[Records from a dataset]
###
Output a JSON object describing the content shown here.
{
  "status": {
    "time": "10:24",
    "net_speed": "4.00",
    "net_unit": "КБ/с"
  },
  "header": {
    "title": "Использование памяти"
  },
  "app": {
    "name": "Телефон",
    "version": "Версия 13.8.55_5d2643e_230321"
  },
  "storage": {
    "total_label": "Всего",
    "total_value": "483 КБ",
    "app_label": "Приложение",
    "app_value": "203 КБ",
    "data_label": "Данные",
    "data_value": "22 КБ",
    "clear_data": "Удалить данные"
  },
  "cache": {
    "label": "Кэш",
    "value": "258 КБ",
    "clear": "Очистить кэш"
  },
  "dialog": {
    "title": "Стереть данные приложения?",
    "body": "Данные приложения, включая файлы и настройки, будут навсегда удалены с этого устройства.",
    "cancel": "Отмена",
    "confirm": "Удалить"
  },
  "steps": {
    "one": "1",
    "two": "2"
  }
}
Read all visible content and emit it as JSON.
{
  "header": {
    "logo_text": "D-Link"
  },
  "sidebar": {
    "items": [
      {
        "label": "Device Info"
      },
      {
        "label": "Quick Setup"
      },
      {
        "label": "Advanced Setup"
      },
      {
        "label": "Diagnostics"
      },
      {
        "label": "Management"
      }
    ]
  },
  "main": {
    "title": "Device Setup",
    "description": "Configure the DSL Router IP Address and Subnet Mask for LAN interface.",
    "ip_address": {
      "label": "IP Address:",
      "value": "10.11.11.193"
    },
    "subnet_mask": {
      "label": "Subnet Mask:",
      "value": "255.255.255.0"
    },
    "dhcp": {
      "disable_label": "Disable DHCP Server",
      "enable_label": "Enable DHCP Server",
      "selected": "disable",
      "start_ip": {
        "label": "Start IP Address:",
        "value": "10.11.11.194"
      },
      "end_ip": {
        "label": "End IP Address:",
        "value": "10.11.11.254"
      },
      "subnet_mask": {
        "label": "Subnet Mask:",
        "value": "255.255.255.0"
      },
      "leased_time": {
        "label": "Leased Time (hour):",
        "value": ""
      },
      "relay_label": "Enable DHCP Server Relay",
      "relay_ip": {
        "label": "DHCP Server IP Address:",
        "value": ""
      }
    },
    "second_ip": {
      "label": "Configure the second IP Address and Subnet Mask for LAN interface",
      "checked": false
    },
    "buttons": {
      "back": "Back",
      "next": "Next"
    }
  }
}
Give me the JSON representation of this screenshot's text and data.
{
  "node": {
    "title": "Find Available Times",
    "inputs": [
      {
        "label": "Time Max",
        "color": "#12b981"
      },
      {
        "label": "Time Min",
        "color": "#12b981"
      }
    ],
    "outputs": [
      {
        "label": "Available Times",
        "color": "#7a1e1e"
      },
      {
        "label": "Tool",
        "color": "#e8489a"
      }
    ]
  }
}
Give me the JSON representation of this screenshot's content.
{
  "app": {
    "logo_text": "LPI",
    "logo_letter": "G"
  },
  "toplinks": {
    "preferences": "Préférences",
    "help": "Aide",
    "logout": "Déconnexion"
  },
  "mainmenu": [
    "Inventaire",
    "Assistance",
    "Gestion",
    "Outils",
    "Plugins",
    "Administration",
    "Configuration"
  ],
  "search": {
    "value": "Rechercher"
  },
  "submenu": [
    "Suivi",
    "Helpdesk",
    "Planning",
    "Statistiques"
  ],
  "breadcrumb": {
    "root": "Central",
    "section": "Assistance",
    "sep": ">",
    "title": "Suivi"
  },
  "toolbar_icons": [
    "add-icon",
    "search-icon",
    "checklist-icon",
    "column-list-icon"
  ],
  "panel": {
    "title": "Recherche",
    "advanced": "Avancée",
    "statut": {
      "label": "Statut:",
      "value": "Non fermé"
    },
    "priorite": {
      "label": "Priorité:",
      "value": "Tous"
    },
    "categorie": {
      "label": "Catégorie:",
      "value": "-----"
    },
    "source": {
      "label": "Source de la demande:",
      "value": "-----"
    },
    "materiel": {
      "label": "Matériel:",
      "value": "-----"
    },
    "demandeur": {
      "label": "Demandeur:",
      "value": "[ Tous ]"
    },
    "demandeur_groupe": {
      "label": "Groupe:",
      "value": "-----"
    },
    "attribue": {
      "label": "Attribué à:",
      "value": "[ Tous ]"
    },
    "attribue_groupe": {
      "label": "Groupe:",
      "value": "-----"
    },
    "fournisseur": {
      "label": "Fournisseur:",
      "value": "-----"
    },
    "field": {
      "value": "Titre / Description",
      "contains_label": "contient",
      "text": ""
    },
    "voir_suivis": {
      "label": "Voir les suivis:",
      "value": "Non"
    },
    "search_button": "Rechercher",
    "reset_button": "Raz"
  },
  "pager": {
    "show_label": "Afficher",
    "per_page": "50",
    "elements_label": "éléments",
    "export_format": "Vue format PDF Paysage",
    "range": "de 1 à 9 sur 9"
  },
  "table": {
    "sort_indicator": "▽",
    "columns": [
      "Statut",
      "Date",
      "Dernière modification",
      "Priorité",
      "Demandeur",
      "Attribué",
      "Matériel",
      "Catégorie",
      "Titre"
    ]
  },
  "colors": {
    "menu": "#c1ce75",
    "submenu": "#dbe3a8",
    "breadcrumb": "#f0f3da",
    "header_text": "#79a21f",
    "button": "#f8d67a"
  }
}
###
Your task is to gather all lines from the entries above that hold the word "representation".

*Finished exercise*
Give me the JSON representation of this screenshot's text and data.
Give me the JSON representation of this screenshot's content.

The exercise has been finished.